-- start of Rows --

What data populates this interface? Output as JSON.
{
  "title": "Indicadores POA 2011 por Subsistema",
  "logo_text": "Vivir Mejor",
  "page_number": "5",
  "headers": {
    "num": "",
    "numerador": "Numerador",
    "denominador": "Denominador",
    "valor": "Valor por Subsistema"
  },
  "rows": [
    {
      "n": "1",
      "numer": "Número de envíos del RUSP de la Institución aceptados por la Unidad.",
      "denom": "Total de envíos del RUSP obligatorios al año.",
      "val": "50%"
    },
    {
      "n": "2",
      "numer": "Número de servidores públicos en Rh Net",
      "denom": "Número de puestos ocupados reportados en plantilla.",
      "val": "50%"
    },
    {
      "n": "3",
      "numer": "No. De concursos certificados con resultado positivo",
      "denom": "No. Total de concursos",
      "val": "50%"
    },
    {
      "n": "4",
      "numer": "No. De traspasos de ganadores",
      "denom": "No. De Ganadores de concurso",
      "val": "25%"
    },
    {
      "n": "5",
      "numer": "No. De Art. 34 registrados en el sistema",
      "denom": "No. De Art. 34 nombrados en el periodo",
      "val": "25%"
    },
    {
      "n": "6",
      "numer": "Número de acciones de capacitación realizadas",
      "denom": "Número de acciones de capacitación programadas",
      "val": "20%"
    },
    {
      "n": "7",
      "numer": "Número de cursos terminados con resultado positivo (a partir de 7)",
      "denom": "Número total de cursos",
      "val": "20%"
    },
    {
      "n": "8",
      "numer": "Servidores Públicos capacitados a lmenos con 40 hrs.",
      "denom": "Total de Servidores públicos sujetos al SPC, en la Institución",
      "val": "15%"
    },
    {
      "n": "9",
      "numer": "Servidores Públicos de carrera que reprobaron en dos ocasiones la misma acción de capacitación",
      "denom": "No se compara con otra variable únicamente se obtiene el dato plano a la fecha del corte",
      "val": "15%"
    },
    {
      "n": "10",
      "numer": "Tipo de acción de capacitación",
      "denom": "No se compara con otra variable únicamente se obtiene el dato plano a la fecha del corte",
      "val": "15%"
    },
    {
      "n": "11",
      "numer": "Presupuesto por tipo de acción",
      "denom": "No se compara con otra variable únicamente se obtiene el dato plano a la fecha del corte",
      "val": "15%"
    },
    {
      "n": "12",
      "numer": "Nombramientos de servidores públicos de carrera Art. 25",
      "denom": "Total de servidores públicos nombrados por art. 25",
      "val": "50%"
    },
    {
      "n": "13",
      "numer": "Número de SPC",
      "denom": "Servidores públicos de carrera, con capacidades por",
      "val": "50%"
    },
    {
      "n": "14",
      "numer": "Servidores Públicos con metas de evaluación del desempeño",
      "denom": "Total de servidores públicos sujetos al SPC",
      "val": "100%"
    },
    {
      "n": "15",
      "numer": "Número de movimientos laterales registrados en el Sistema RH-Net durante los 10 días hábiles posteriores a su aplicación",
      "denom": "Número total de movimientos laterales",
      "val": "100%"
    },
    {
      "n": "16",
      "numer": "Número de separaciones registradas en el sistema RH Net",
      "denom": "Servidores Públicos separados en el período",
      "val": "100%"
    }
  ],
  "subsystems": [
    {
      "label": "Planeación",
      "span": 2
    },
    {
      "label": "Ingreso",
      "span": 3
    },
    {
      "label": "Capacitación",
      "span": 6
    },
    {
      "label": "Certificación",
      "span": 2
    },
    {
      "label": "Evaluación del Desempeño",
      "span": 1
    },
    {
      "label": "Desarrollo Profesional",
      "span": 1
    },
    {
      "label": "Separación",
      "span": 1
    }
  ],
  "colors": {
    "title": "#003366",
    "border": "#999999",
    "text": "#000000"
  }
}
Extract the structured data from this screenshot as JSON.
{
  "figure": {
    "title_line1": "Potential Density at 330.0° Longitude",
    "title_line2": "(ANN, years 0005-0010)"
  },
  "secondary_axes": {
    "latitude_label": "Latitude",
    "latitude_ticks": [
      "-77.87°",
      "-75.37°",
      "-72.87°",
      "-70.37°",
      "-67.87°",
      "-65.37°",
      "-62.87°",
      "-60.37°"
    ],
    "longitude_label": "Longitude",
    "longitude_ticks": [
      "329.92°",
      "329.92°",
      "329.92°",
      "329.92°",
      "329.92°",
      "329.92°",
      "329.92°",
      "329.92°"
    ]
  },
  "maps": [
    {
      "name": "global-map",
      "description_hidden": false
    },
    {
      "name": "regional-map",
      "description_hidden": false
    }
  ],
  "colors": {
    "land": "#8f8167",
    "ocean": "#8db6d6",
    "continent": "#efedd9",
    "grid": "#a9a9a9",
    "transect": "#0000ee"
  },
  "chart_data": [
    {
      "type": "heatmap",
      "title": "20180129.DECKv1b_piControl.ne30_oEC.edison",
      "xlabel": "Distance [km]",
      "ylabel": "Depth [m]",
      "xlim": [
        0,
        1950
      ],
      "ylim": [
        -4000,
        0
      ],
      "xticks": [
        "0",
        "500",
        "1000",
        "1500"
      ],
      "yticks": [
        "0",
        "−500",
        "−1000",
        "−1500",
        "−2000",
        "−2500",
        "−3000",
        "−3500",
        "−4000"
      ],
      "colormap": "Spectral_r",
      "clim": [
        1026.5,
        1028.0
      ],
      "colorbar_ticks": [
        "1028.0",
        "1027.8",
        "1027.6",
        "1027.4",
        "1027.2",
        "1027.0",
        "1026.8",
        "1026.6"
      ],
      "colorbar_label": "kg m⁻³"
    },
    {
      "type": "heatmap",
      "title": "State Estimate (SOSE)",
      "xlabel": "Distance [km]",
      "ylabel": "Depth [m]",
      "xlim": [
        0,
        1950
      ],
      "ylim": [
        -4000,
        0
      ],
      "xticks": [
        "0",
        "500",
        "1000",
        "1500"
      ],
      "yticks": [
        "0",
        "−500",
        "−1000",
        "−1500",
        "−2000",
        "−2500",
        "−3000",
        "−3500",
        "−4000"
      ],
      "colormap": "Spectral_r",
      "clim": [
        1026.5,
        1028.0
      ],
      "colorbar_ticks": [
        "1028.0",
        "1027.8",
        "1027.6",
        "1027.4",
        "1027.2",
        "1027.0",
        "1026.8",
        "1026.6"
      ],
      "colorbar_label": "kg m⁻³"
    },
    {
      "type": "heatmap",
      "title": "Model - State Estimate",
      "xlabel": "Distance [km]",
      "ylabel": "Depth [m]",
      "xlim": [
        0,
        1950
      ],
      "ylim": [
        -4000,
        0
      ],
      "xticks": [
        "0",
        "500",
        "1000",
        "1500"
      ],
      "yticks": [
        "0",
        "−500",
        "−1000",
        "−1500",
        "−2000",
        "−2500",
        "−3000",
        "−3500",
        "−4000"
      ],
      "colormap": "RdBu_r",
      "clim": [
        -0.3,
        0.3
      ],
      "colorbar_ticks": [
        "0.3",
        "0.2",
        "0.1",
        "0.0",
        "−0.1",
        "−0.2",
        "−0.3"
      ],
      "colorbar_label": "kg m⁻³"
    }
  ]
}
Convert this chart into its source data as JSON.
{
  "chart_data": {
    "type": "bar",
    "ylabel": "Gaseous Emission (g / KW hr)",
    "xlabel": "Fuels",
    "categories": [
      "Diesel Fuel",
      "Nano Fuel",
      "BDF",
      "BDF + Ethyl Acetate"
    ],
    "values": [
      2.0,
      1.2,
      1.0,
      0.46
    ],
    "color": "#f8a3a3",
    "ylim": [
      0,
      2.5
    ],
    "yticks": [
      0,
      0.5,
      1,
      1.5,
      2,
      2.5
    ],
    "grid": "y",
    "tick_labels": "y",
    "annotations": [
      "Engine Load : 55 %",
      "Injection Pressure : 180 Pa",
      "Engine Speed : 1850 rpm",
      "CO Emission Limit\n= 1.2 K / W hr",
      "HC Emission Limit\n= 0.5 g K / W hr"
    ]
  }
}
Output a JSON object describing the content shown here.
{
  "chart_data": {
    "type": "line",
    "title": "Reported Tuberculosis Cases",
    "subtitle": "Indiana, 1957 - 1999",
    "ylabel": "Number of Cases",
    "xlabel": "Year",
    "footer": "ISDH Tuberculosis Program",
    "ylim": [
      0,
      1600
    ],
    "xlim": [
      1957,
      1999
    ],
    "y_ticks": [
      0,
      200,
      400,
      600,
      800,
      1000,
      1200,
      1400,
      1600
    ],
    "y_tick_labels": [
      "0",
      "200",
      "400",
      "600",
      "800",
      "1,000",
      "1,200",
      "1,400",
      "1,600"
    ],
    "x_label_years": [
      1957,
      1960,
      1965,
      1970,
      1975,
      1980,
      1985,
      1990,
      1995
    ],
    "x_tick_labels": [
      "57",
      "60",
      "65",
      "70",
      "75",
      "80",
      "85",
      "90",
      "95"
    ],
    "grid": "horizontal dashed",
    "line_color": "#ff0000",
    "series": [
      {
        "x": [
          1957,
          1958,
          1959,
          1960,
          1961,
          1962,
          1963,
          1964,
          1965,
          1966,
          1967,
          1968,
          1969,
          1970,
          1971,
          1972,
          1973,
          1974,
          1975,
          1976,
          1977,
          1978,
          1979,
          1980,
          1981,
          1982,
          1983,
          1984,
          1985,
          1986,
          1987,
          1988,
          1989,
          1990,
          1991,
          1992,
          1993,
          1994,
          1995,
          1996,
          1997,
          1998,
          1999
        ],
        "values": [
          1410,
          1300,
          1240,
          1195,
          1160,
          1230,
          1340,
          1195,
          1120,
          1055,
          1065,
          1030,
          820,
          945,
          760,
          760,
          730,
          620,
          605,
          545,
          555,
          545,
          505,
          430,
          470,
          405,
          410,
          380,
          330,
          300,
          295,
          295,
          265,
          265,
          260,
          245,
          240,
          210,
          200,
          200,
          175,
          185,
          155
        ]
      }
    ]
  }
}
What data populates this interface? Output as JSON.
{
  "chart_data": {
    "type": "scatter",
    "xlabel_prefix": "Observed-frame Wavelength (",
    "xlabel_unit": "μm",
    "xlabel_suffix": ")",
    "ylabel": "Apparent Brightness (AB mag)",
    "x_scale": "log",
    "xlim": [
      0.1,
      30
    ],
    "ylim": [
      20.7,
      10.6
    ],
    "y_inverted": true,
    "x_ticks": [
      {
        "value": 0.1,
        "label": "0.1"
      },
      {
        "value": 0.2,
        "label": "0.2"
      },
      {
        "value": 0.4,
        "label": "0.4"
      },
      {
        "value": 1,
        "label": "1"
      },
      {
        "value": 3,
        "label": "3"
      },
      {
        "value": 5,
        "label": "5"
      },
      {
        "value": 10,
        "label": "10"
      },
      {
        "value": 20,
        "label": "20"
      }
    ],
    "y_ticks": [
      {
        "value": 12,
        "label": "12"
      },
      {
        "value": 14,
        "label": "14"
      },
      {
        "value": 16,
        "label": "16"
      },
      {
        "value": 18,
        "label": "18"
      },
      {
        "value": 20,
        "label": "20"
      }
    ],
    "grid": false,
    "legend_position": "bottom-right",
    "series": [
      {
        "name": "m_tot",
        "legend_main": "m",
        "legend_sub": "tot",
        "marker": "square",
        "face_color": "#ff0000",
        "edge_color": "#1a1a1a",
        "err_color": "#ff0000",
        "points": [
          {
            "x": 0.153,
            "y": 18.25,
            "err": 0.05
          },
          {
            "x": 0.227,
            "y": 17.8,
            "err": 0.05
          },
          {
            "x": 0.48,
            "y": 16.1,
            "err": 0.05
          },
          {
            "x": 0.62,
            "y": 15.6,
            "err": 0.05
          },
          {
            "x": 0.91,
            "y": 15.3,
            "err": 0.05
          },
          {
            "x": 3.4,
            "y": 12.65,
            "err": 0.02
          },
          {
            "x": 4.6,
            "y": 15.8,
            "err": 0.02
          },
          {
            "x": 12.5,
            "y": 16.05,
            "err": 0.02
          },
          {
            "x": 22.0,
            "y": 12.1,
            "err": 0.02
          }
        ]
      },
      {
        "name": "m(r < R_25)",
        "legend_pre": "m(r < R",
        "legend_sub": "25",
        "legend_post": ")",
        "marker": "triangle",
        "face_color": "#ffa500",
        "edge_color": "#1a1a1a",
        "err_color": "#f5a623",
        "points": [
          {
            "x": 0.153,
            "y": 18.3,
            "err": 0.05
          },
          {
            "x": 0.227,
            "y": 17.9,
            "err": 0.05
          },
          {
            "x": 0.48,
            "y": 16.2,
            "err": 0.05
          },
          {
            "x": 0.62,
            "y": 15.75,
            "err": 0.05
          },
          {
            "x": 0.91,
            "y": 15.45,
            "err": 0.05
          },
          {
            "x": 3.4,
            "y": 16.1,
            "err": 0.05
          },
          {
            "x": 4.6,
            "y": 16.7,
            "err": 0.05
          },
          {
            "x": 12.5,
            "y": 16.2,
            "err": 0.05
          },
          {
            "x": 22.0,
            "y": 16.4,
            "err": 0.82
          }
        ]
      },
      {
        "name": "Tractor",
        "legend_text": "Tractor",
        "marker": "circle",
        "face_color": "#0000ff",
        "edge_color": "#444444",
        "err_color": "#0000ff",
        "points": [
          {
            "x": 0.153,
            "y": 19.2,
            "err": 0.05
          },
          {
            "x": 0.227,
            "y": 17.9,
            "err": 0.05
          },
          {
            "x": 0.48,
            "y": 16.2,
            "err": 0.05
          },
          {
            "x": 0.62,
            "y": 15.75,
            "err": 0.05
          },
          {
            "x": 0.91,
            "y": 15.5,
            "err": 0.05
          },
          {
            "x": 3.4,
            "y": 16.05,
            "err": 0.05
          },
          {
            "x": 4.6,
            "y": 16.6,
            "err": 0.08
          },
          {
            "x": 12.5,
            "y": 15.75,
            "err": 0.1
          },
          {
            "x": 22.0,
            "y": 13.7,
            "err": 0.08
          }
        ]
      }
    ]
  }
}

-- end of Rows --

*Required task*:
Search the records above for "Institución". Copy each line where it is found.

*Written response*:
      "numer": "Número de envíos del RUSP de la Institución aceptados por la Unidad.",
      "denom": "Total de Servidores públicos sujetos al SPC, en la Institución",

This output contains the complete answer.